STATED TASK -
Take every line from the listing below that contains "about".
>> BEGIN
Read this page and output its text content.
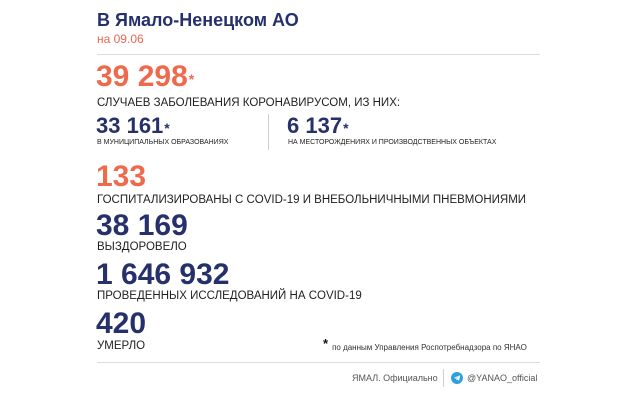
В Ямало-Ненецком АО
на 09.06
39 298*
СЛУЧАЕВ ЗАБОЛЕВАНИЯ КОРОНАВИРУСОМ, ИЗ НИХ:
33 161*
В МУНИЦИПАЛЬНЫХ ОБРАЗОВАНИЯХ
6 137*
НА МЕСТОРОЖДЕНИЯХ И ПРОИЗВОДСТВЕННЫХ ОБЪЕКТАХ
133
ГОСПИТАЛИЗИРОВАНЫ С COVID-19 И ВНЕБОЛЬНИЧНЫМИ ПНЕВМОНИЯМИ
38 169
ВЫЗДОРОВЕЛО
1 646 932
ПРОВЕДЕННЫХ ИССЛЕДОВАНИЙ НА COVID-19
420
УМЕРЛО	* по данным Управления Роспотребнадзора по ЯНАО
ЯМАЛ. Официально	@YANAO_official
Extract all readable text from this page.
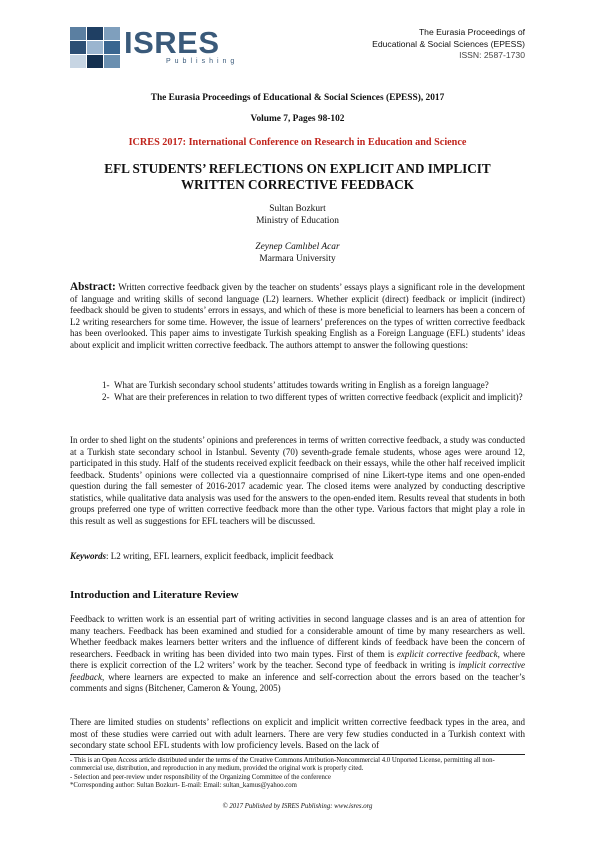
ISRES
Publishing
The Eurasia Proceedings of
Educational & Social Sciences (EPESS)
ISSN: 2587-1730
The Eurasia Proceedings of Educational & Social Sciences (EPESS), 2017
Volume 7, Pages 98-102
ICRES 2017: International Conference on Research in Education and Science
EFL STUDENTS’ REFLECTIONS ON EXPLICIT AND IMPLICIT
WRITTEN CORRECTIVE FEEDBACK
Sultan Bozkurt
Ministry of Education
Zeynep Camlıbel Acar
Marmara University
Abstract: Written corrective feedback given by the teacher on students’ essays plays a significant role in the development of language and writing skills of second language (L2) learners. Whether explicit (direct) feedback or implicit (indirect) feedback should be given to students’ errors in essays, and which of these is more beneficial to learners has been a concern of L2 writing researchers for some time. However, the issue of learners’ preferences on the types of written corrective feedback has been overlooked. This paper aims to investigate Turkish speaking English as a Foreign Language (EFL) students’ ideas about explicit and implicit written corrective feedback. The authors attempt to answer the following questions:
1- What are Turkish secondary school students’ attitudes towards writing in English as a foreign language?
2- What are their preferences in relation to two different types of written corrective feedback (explicit and implicit)?
In order to shed light on the students’ opinions and preferences in terms of written corrective feedback, a study was conducted at a Turkish state secondary school in Istanbul. Seventy (70) seventh-grade female students, whose ages were around 12, participated in this study. Half of the students received explicit feedback on their essays, while the other half received implicit feedback. Students’ opinions were collected via a questionnaire comprised of nine Likert-type items and one open-ended question during the fall semester of 2016-2017 academic year. The closed items were analyzed by conducting descriptive statistics, while qualitative data analysis was used for the answers to the open-ended item. Results reveal that students in both groups preferred one type of written corrective feedback more than the other type. Various factors that might play a role in this result as well as suggestions for EFL teachers will be discussed.
Keywords: L2 writing, EFL learners, explicit feedback, implicit feedback
Introduction and Literature Review
Feedback to written work is an essential part of writing activities in second language classes and is an area of attention for many teachers. Feedback has been examined and studied for a considerable amount of time by many researchers as well. Whether feedback makes learners better writers and the influence of different kinds of feedback have been the concern of researchers. Feedback in writing has been divided into two main types. First of them is explicit corrective feedback, where there is explicit correction of the L2 writers’ work by the teacher. Second type of feedback in writing is implicit corrective feedback, where learners are expected to make an inference and self-correction about the errors based on the teacher’s comments and signs (Bitchener, Cameron & Young, 2005)
There are limited studies on students’ reflections on explicit and implicit written corrective feedback types in the area, and most of these studies were carried out with adult learners. There are very few studies conducted in a Turkish context with secondary state school EFL students with low proficiency levels. Based on the lack of
- This is an Open Access article distributed under the terms of the Creative Commons Attribution-Noncommercial 4.0 Unported License, permitting all non-commercial use, distribution, and reproduction in any medium, provided the original work is properly cited.
- Selection and peer-review under responsibility of the Organizing Committee of the conference
*Corresponding author: Sultan Bozkurt- E-mail: Email: sultan_kamus@yahoo.com
© 2017 Published by ISRES Publishing: www.isres.org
>> END
FINISHED ANSWER -
Abstract: Written corrective feedback given by the teacher on students’ essays plays a significant role in the development of language and writing skills of second language (L2) learners. Whether explicit (direct) feedback or implicit (indirect) feedback should be given to students’ errors in essays, and which of these is more beneficial to learners has been a concern of L2 writing researchers for some time. However, the issue of learners’ preferences on the types of written corrective feedback has been overlooked. This paper aims to investigate Turkish speaking English as a Foreign Language (EFL) students’ ideas about explicit and implicit written corrective feedback. The authors attempt to answer the following questions:
Feedback to written work is an essential part of writing activities in second language classes and is an area of attention for many teachers. Feedback has been examined and studied for a considerable amount of time by many researchers as well. Whether feedback makes learners better writers and the influence of different kinds of feedback have been the concern of researchers. Feedback in writing has been divided into two main types. First of them is explicit corrective feedback, where there is explicit correction of the L2 writers’ work by the teacher. Second type of feedback in writing is implicit corrective feedback, where learners are expected to make an inference and self-correction about the errors based on the teacher’s comments and signs (Bitchener, Cameron & Young, 2005)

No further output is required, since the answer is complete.